* Requisitos do exercício *
1: No excerto sobre viagens de kayak, em que parte do kayak diz Olly Hicks que fica preso durante toda a viagem?
2: Prossiga o excerto sobre viagens de kayak a partir da sua última frase.

* Excerto *
···

Olly Hicks
DR/Olly Hicks
Para além dos barcos a remos, não falta quem se aventure em longas viagens de kayak ou canoa. A maior parte das vezes são trajectos que não incluem grandes travessias oceânicas. Ou seja: aqueles que viajam de kayak têm mais tendência em seguir a costa e preferencialmente dormir em terra. Mas nem todos.
Olly Hicks, por exemplo, já ousou fazer travessias consideráveis. E não hesita em considerar que uma expedição de kayak no mar "é muito mais difícil, cansativa, desconfortável e perigosa" do que num barco a remos. Por motivos óbvios. "No barco tenho uma cama seca para dormir, posso levantar-me, dar uns passos e esticar as pernas". No kayak "estou preso no cockpit em toda a viagem: é aí que como, durmo, remo e faço todas as necessidades humanas. É quase como estar preso numa gaiola a fazer trabalhos forçados". Em comparação, resume, "o barco a remos é um palácio".

···

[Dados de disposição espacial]
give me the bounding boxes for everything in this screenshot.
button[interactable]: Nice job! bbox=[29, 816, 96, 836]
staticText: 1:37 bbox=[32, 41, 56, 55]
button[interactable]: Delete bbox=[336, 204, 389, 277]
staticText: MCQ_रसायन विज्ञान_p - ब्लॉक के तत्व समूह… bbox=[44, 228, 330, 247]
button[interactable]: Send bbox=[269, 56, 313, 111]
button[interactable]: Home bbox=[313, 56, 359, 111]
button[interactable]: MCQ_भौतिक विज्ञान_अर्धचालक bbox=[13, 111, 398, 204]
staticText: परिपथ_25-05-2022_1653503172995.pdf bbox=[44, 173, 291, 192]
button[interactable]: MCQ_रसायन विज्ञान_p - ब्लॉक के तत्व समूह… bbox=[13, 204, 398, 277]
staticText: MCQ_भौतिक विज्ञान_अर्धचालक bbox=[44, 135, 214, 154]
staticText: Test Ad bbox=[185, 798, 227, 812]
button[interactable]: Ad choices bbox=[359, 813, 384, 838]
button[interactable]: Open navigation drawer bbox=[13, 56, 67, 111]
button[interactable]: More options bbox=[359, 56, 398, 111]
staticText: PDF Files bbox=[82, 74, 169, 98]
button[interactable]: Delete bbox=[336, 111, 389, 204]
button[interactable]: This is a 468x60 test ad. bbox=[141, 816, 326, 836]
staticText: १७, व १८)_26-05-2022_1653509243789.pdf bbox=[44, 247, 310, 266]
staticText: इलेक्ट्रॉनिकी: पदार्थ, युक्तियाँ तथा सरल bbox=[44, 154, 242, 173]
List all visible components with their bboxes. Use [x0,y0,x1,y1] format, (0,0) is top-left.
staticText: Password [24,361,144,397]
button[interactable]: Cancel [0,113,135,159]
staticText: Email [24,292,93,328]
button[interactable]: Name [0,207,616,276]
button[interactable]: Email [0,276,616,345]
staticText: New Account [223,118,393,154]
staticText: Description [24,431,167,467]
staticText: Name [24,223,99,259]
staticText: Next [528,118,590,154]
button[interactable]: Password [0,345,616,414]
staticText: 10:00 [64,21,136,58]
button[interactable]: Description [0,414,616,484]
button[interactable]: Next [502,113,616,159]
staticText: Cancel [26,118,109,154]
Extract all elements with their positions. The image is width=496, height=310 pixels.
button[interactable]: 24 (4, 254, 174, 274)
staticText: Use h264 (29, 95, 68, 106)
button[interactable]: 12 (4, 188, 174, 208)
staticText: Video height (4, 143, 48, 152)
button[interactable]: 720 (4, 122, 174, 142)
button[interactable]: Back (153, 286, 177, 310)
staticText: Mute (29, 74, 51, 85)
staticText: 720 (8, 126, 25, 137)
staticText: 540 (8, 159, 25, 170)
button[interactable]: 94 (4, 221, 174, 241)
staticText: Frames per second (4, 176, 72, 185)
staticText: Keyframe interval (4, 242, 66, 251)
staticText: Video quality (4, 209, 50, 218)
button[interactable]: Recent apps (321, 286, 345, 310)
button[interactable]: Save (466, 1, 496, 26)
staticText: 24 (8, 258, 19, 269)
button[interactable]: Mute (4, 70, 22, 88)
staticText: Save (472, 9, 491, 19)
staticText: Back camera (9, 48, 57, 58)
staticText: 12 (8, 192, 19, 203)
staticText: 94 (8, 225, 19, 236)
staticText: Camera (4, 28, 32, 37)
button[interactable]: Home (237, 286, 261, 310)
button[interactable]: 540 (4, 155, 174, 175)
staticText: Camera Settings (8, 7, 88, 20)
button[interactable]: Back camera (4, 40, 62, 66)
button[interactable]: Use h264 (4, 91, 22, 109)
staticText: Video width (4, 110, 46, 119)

···

* Respostas por tarefa *
1: No cockpit.

2:
No final dos anos 90, o francês Kim Hafez atravessou o Canadá numa canoa ao longo de 7 mil quilómetros durante dois anos. Regressado a Paris decidiu partir novamente num kayak, e desta vez também com um cão, para uma viagem de quatro anos a percorrer o norte da Europa, a Gronelândia e o Canadá. A viagem é contada no livro "Nomade du Grand Nord".
No momento da partida, a sua irmã de 13 anos abraçou-o a chorar. Mas Kim Hafez nada podia fazer contra aquele apelo que o levava a rumar para as altas latitudes.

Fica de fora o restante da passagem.